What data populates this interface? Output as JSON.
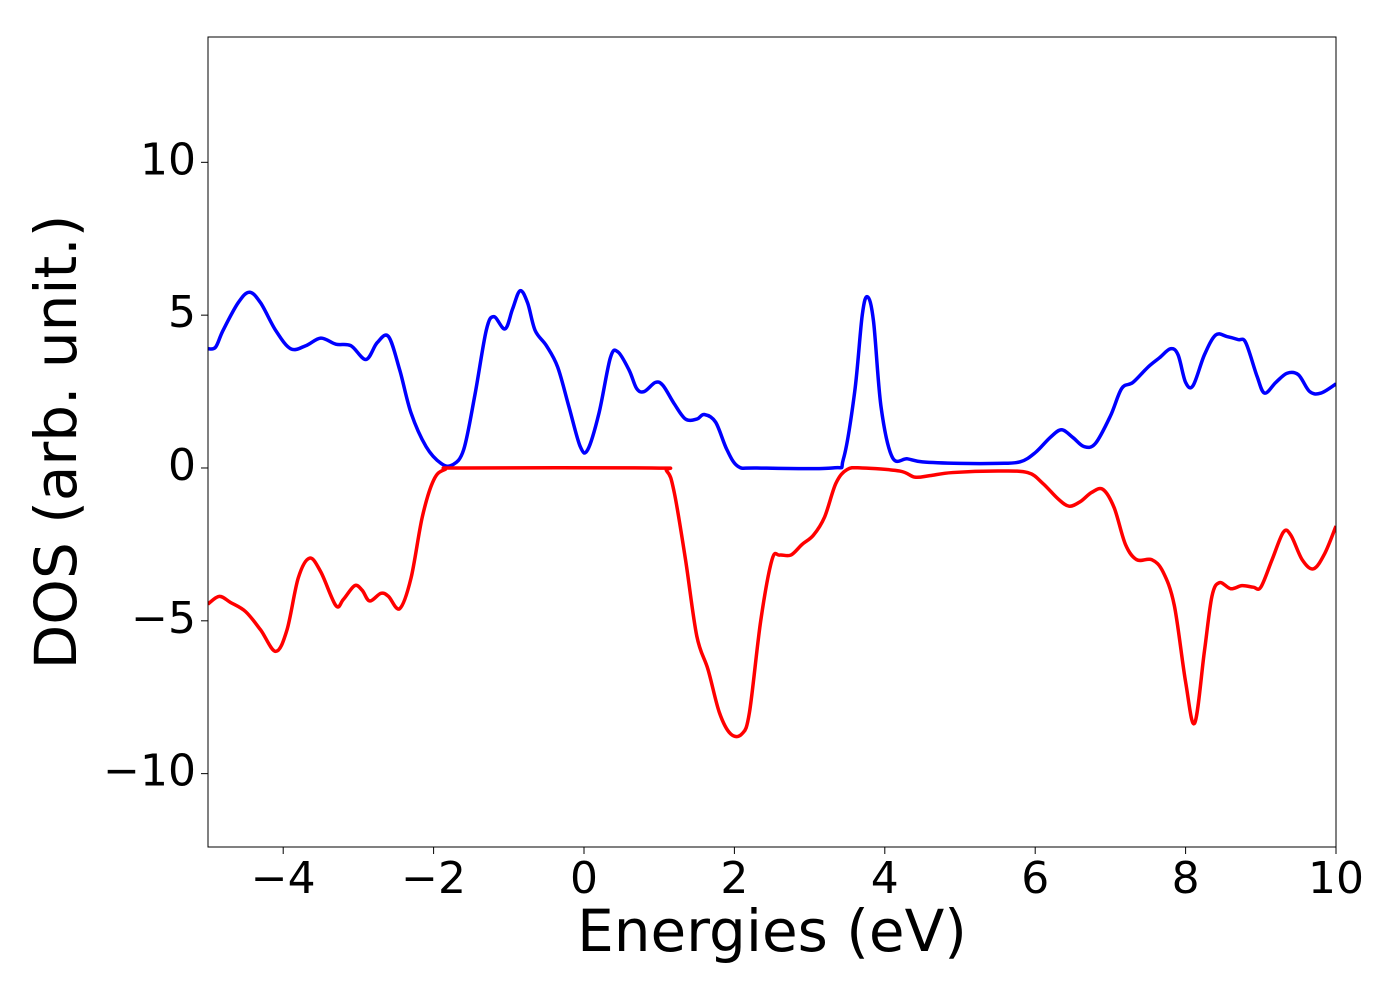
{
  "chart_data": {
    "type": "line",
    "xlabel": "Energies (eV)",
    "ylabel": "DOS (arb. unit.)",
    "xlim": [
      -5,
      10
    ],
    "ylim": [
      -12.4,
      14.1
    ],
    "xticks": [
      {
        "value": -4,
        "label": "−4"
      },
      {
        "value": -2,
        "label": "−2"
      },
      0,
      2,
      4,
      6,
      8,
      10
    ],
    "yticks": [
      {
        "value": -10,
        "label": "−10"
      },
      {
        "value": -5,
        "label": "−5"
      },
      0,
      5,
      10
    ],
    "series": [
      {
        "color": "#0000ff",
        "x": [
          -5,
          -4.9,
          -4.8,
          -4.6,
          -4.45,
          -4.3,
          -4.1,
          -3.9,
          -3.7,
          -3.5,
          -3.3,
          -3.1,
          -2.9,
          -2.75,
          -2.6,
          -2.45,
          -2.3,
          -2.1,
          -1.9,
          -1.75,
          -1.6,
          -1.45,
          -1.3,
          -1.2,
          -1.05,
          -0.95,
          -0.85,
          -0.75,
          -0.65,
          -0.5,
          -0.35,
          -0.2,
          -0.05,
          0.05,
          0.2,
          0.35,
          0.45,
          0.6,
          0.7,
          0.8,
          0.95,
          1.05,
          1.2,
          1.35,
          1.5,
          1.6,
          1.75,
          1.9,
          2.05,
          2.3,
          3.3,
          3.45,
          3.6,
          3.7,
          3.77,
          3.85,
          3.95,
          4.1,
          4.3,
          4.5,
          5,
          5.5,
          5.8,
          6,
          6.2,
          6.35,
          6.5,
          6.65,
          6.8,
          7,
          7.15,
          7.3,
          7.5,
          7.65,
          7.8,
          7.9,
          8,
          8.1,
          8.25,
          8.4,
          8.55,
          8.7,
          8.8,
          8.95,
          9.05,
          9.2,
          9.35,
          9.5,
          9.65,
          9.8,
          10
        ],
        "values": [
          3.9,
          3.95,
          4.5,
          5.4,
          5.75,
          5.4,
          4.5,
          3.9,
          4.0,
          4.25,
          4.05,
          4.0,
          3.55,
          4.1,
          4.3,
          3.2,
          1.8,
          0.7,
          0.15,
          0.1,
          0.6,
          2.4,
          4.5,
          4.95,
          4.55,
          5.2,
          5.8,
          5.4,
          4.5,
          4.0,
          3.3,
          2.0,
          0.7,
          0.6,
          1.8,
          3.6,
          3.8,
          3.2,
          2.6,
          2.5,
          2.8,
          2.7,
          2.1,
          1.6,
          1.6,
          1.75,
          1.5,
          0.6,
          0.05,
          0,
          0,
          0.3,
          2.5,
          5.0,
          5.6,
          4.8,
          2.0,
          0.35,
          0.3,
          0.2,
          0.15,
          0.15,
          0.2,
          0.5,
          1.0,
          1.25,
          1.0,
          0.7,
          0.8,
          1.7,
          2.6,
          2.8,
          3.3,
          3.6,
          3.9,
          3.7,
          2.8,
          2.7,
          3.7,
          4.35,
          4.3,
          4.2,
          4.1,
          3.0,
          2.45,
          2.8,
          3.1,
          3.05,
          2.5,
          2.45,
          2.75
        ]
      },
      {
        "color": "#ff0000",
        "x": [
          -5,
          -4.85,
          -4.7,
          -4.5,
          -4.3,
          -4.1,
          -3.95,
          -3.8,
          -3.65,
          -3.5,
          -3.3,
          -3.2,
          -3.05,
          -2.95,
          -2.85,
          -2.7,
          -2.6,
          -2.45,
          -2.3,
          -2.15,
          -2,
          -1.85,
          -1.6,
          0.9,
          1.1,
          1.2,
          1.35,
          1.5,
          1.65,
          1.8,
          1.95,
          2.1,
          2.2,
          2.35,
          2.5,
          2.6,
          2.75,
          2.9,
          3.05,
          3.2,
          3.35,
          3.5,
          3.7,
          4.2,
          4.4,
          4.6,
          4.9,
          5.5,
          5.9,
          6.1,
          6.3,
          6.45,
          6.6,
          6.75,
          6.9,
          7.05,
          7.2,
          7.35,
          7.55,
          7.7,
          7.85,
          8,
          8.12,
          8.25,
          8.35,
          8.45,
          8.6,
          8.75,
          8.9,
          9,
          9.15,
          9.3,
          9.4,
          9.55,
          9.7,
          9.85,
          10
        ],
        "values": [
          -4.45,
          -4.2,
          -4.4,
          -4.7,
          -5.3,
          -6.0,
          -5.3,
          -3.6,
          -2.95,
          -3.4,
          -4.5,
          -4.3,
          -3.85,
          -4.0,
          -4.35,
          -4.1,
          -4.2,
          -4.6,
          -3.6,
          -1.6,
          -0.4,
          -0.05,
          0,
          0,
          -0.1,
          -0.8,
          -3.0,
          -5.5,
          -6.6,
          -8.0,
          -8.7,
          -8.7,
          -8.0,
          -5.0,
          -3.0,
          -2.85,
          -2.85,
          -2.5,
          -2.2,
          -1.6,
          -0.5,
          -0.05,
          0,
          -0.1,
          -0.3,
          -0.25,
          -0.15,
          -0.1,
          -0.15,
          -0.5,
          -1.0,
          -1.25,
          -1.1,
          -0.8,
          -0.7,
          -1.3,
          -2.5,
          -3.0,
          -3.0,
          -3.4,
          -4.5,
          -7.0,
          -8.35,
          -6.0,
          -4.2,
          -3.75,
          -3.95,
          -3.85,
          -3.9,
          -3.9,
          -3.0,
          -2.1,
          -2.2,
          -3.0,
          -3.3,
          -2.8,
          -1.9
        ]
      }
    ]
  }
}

YOUR GOAL
Copy out each line exactly, without the pictures.

PROBLEM SOLUTION
What data populates this interface? Output as JSON.
{
  "chart_data": {
    "type": "line",
    "xlabel": "Energies (eV)",
    "ylabel": "DOS (arb. unit.)",
    "xlim": [
      -5,
      10
    ],
    "ylim": [
      -12.4,
      14.1
    ],
    "xticks": [
      {
        "value": -4,
        "label": "−4"
      },
      {
        "value": -2,
        "label": "−2"
      },
      0,
      2,
      4,
      6,
      8,
      10
    ],
    "yticks": [
      {
        "value": -10,
        "label": "−10"
      },
      {
        "value": -5,
        "label": "−5"
      },
      0,
      5,
      10
    ],
    "series": [
      {
        "color": "#0000ff",
        "x": [
          -5,
          -4.9,
          -4.8,
          -4.6,
          -4.45,
          -4.3,
          -4.1,
          -3.9,
          -3.7,
          -3.5,
          -3.3,
          -3.1,
          -2.9,
          -2.75,
          -2.6,
          -2.45,
          -2.3,
          -2.1,
          -1.9,
          -1.75,
          -1.6,
          -1.45,
          -1.3,
          -1.2,
          -1.05,
          -0.95,
          -0.85,
          -0.75,
          -0.65,
          -0.5,
          -0.35,
          -0.2,
          -0.05,
          0.05,
          0.2,
          0.35,
          0.45,
          0.6,
          0.7,
          0.8,
          0.95,
          1.05,
          1.2,
          1.35,
          1.5,
          1.6,
          1.75,
          1.9,
          2.05,
          2.3,
          3.3,
          3.45,
          3.6,
          3.7,
          3.77,
          3.85,
          3.95,
          4.1,
          4.3,
          4.5,
          5,
          5.5,
          5.8,
          6,
          6.2,
          6.35,
          6.5,
          6.65,
          6.8,
          7,
          7.15,
          7.3,
          7.5,
          7.65,
          7.8,
          7.9,
          8,
          8.1,
          8.25,
          8.4,
          8.55,
          8.7,
          8.8,
          8.95,
          9.05,
          9.2,
          9.35,
          9.5,
          9.65,
          9.8,
          10
        ],
        "values": [
          3.9,
          3.95,
          4.5,
          5.4,
          5.75,
          5.4,
          4.5,
          3.9,
          4.0,
          4.25,
          4.05,
          4.0,
          3.55,
          4.1,
          4.3,
          3.2,
          1.8,
          0.7,
          0.15,
          0.1,
          0.6,
          2.4,
          4.5,
          4.95,
          4.55,
          5.2,
          5.8,
          5.4,
          4.5,
          4.0,
          3.3,
          2.0,
          0.7,
          0.6,
          1.8,
          3.6,
          3.8,
          3.2,
          2.6,
          2.5,
          2.8,
          2.7,
          2.1,
          1.6,
          1.6,
          1.75,
          1.5,
          0.6,
          0.05,
          0,
          0,
          0.3,
          2.5,
          5.0,
          5.6,
          4.8,
          2.0,
          0.35,
          0.3,
          0.2,
          0.15,
          0.15,
          0.2,
          0.5,
          1.0,
          1.25,
          1.0,
          0.7,
          0.8,
          1.7,
          2.6,
          2.8,
          3.3,
          3.6,
          3.9,
          3.7,
          2.8,
          2.7,
          3.7,
          4.35,
          4.3,
          4.2,
          4.1,
          3.0,
          2.45,
          2.8,
          3.1,
          3.05,
          2.5,
          2.45,
          2.75
        ]
      },
      {
        "color": "#ff0000",
        "x": [
          -5,
          -4.85,
          -4.7,
          -4.5,
          -4.3,
          -4.1,
          -3.95,
          -3.8,
          -3.65,
          -3.5,
          -3.3,
          -3.2,
          -3.05,
          -2.95,
          -2.85,
          -2.7,
          -2.6,
          -2.45,
          -2.3,
          -2.15,
          -2,
          -1.85,
          -1.6,
          0.9,
          1.1,
          1.2,
          1.35,
          1.5,
          1.65,
          1.8,
          1.95,
          2.1,
          2.2,
          2.35,
          2.5,
          2.6,
          2.75,
          2.9,
          3.05,
          3.2,
          3.35,
          3.5,
          3.7,
          4.2,
          4.4,
          4.6,
          4.9,
          5.5,
          5.9,
          6.1,
          6.3,
          6.45,
          6.6,
          6.75,
          6.9,
          7.05,
          7.2,
          7.35,
          7.55,
          7.7,
          7.85,
          8,
          8.12,
          8.25,
          8.35,
          8.45,
          8.6,
          8.75,
          8.9,
          9,
          9.15,
          9.3,
          9.4,
          9.55,
          9.7,
          9.85,
          10
        ],
        "values": [
          -4.45,
          -4.2,
          -4.4,
          -4.7,
          -5.3,
          -6.0,
          -5.3,
          -3.6,
          -2.95,
          -3.4,
          -4.5,
          -4.3,
          -3.85,
          -4.0,
          -4.35,
          -4.1,
          -4.2,
          -4.6,
          -3.6,
          -1.6,
          -0.4,
          -0.05,
          0,
          0,
          -0.1,
          -0.8,
          -3.0,
          -5.5,
          -6.6,
          -8.0,
          -8.7,
          -8.7,
          -8.0,
          -5.0,
          -3.0,
          -2.85,
          -2.85,
          -2.5,
          -2.2,
          -1.6,
          -0.5,
          -0.05,
          0,
          -0.1,
          -0.3,
          -0.25,
          -0.15,
          -0.1,
          -0.15,
          -0.5,
          -1.0,
          -1.25,
          -1.1,
          -0.8,
          -0.7,
          -1.3,
          -2.5,
          -3.0,
          -3.0,
          -3.4,
          -4.5,
          -7.0,
          -8.35,
          -6.0,
          -4.2,
          -3.75,
          -3.95,
          -3.85,
          -3.9,
          -3.9,
          -3.0,
          -2.1,
          -2.2,
          -3.0,
          -3.3,
          -2.8,
          -1.9
        ]
      }
    ]
  }
}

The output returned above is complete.